■ To be done:
a) In the commentary on Biden's democracy speech, which two years' midterm results are cited as the scoreboard for Obama's dynamic pre-midterm speeches?
b) According to the commentary on Biden's democracy speech, why would even Obama at his peak have landed with a thud delivering the "democracy is on the ballot" message? Answer in one to three sentences.
c) Translate this sentence from the commentary on Biden's democracy speech into Spanish: "It’s a prefab guilt trip masquerading as a political argument."

■ Extract:
* * * * *

Joe Biden gives remarks on preserving democracy ahead of the midterm elections at a DNC rally. (Photo by Nathan Posner/Anadolu Agency/ Getty Images.)

A thought experiment. Could a more charismatic politician than Joe Biden have made last week’s “democracy is on the ballot” speech compelling?

Barack Obama would have delivered it dynamically, maybe even turned it into a barnburner. He would have cleared the low bar of persuasion set by our mumbling 1,000-year-old president by miles. Could he have made the point compellingly enough to move votes, though?

No way. For one thing, he gave dynamic speeches before the midterms when he was president. Check the scoreboard from 2010 and 2014 to see how much good it did. But even Obama at his peak would have landed with a thud in pitching this particular message because of the electoral circumstances in which Democrats find themselves. Telling voters that democracy is on the ballot when they’re poised to hand you a victory is one thing; scolding them about it when you’re staring at a landslide defeat reeks of sour grapes.

It’s a prefab guilt trip masquerading as a political argument. “The reason we lost is because Americans hate democracy.”

There’s also no way to make the point without sounding hysterical. A Republican voter in my family who worries about crime marveled to me yesterday that Democrats seem to be calling her a fascist because she prefers Lee Zeldin to the dismal Kathy Hochul in New York’s gubernatorial race. Millions of people must have heard Biden’s warning last week and understood him to mean that if Republicans win the midterms there’ll be no elections in 2024. Imagine how seriously they’ll take future Democratic warnings about democracy when the 2024 elections take place as scheduled.

Most of all, “democracy is on the ballot” is doomed as an election message because no one who isn’t worried already about the GOP’s drift toward Trumpy authoritarianism will be made to care about it at this point. On Friday’s Real Time, a resigned Bill Maher said of Biden’s democracy pitch, “Anyone who believes that is already voting and anyone who needs to learn that isn’t watching, and no one in America can be persuaded of anything anymore anyway.”

* * * * *

■ Data section:

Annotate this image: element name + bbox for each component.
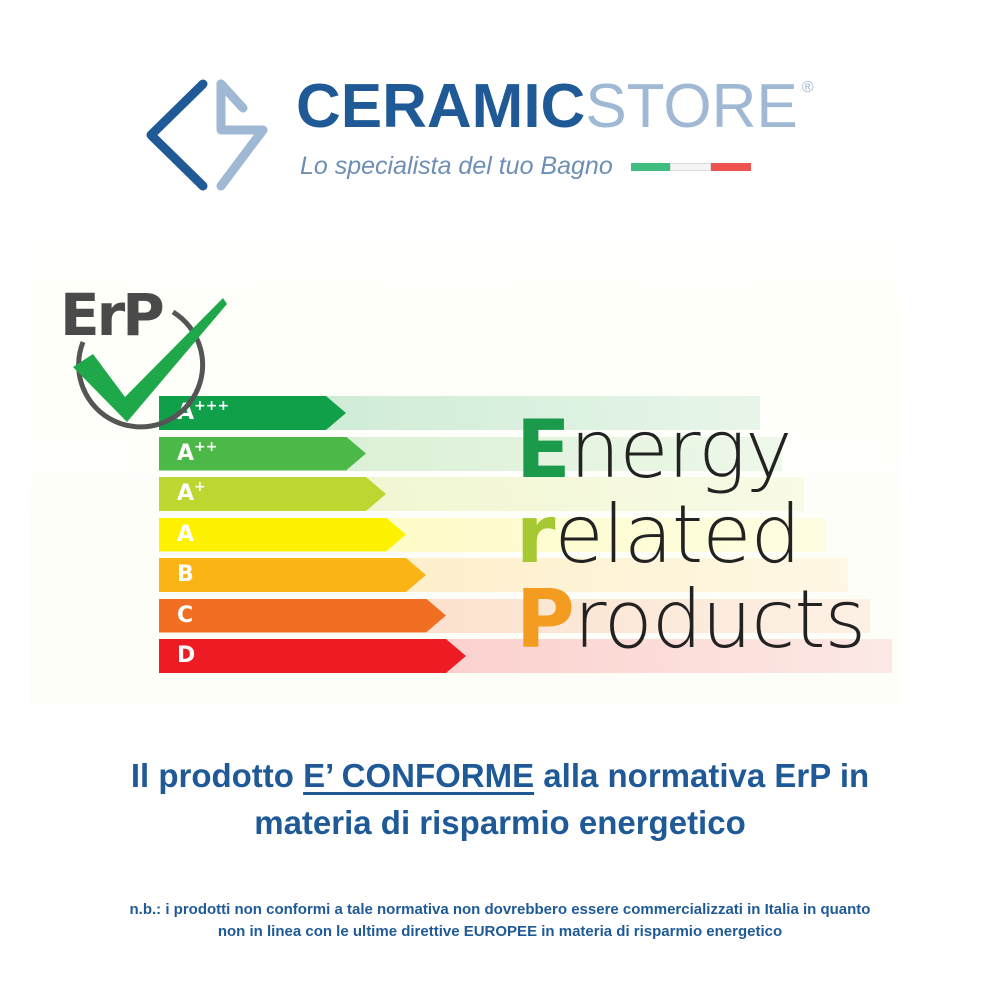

* * * * *

■ Final answers:
a) 2010 and 2014.

b) The electoral circumstances facing Democrats would have sunk it. Telling voters that democracy is on the ballot works when they are about to hand you a victory. Scolding them about it while facing a landslide defeat reeks of sour grapes.

c) Es un chantaje emocional prefabricado disfrazado de argumento político.